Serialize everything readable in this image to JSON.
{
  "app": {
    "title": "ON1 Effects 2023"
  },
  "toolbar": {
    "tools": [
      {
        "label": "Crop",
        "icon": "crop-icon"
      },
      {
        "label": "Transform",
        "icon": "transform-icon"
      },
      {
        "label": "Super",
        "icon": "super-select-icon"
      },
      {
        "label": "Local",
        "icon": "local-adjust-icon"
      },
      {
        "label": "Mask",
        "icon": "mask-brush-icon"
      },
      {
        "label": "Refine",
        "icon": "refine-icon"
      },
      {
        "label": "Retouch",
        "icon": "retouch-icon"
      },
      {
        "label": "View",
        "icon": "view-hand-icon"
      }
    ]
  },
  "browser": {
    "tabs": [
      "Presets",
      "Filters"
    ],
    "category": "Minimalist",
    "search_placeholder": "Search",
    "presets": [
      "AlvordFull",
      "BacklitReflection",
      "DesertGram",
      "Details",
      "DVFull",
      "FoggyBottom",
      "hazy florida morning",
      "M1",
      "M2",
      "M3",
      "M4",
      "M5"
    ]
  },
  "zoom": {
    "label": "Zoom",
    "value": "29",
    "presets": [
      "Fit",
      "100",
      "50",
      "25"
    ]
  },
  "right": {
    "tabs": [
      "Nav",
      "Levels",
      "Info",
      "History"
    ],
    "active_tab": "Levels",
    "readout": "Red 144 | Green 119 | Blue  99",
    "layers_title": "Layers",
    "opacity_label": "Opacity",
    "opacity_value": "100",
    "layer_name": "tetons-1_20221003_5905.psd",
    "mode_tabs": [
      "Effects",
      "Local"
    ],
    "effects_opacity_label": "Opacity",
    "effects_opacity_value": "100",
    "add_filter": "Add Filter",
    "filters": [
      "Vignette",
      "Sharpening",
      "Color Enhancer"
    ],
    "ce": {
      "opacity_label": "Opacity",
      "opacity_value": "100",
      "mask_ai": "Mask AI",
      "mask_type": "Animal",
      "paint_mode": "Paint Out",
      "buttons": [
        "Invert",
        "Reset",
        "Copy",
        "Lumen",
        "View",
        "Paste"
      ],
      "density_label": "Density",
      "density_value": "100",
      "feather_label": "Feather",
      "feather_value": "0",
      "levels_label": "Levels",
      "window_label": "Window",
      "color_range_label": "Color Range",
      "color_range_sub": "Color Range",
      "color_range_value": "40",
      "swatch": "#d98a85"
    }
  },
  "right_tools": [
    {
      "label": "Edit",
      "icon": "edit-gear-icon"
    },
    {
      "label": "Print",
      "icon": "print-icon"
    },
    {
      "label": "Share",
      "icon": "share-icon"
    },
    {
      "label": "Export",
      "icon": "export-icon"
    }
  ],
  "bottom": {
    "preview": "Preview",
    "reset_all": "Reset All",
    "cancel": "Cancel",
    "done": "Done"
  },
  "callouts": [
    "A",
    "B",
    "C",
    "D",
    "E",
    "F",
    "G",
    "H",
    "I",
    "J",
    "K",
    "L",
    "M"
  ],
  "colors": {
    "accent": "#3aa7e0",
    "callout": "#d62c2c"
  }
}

Stated goal: Copy every record above exactly as it appears.

Answer to the problem:
Serialize everything readable in this image to JSON.
{
  "app": {
    "title": "ON1 Effects 2023"
  },
  "toolbar": {
    "tools": [
      {
        "label": "Crop",
        "icon": "crop-icon"
      },
      {
        "label": "Transform",
        "icon": "transform-icon"
      },
      {
        "label": "Super",
        "icon": "super-select-icon"
      },
      {
        "label": "Local",
        "icon": "local-adjust-icon"
      },
      {
        "label": "Mask",
        "icon": "mask-brush-icon"
      },
      {
        "label": "Refine",
        "icon": "refine-icon"
      },
      {
        "label": "Retouch",
        "icon": "retouch-icon"
      },
      {
        "label": "View",
        "icon": "view-hand-icon"
      }
    ]
  },
  "browser": {
    "tabs": [
      "Presets",
      "Filters"
    ],
    "category": "Minimalist",
    "search_placeholder": "Search",
    "presets": [
      "AlvordFull",
      "BacklitReflection",
      "DesertGram",
      "Details",
      "DVFull",
      "FoggyBottom",
      "hazy florida morning",
      "M1",
      "M2",
      "M3",
      "M4",
      "M5"
    ]
  },
  "zoom": {
    "label": "Zoom",
    "value": "29",
    "presets": [
      "Fit",
      "100",
      "50",
      "25"
    ]
  },
  "right": {
    "tabs": [
      "Nav",
      "Levels",
      "Info",
      "History"
    ],
    "active_tab": "Levels",
    "readout": "Red 144 | Green 119 | Blue  99",
    "layers_title": "Layers",
    "opacity_label": "Opacity",
    "opacity_value": "100",
    "layer_name": "tetons-1_20221003_5905.psd",
    "mode_tabs": [
      "Effects",
      "Local"
    ],
    "effects_opacity_label": "Opacity",
    "effects_opacity_value": "100",
    "add_filter": "Add Filter",
    "filters": [
      "Vignette",
      "Sharpening",
      "Color Enhancer"
    ],
    "ce": {
      "opacity_label": "Opacity",
      "opacity_value": "100",
      "mask_ai": "Mask AI",
      "mask_type": "Animal",
      "paint_mode": "Paint Out",
      "buttons": [
        "Invert",
        "Reset",
        "Copy",
        "Lumen",
        "View",
        "Paste"
      ],
      "density_label": "Density",
      "density_value": "100",
      "feather_label": "Feather",
      "feather_value": "0",
      "levels_label": "Levels",
      "window_label": "Window",
      "color_range_label": "Color Range",
      "color_range_sub": "Color Range",
      "color_range_value": "40",
      "swatch": "#d98a85"
    }
  },
  "right_tools": [
    {
      "label": "Edit",
      "icon": "edit-gear-icon"
    },
    {
      "label": "Print",
      "icon": "print-icon"
    },
    {
      "label": "Share",
      "icon": "share-icon"
    },
    {
      "label": "Export",
      "icon": "export-icon"
    }
  ],
  "bottom": {
    "preview": "Preview",
    "reset_all": "Reset All",
    "cancel": "Cancel",
    "done": "Done"
  },
  "callouts": [
    "A",
    "B",
    "C",
    "D",
    "E",
    "F",
    "G",
    "H",
    "I",
    "J",
    "K",
    "L",
    "M"
  ],
  "colors": {
    "accent": "#3aa7e0",
    "callout": "#d62c2c"
  }
}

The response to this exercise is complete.